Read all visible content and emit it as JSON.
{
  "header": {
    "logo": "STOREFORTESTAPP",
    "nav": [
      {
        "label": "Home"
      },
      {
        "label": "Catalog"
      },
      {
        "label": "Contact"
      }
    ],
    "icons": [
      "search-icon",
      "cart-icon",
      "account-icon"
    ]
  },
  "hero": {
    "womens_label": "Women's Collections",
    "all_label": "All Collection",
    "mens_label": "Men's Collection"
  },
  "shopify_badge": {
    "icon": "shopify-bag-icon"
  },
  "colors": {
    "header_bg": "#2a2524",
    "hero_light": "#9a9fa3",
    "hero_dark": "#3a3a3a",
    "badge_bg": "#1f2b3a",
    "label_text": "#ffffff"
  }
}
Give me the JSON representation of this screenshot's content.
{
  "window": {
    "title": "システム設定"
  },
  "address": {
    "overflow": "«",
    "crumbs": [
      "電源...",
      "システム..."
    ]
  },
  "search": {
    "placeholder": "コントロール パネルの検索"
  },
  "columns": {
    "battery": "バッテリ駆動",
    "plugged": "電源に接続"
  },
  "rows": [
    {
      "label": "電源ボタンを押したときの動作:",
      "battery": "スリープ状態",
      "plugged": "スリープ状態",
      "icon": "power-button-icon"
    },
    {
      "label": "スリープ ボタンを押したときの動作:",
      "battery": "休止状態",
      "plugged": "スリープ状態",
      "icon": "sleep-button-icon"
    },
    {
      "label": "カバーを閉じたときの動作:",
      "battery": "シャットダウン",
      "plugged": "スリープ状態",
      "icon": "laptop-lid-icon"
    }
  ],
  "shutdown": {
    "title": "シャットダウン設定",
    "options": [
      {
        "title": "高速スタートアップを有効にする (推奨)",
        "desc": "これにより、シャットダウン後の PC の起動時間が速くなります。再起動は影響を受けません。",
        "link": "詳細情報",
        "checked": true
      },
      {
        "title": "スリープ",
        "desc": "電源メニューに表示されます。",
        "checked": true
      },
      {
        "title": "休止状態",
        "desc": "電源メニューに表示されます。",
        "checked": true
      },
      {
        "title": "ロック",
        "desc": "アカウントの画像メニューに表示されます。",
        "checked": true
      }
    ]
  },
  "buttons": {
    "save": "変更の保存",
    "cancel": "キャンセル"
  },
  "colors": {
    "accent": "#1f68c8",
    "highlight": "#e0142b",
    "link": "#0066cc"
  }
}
----------------------------------------
### [Set problem]
Which lines above contain the word "desc"? Copy each of them.

### [Answer]
        "desc": "これにより、シャットダウン後の PC の起動時間が速くなります。再起動は影響を受けません。",
        "desc": "電源メニューに表示されます。",
        "desc": "電源メニューに表示されます。",
        "desc": "アカウントの画像メニューに表示されます。",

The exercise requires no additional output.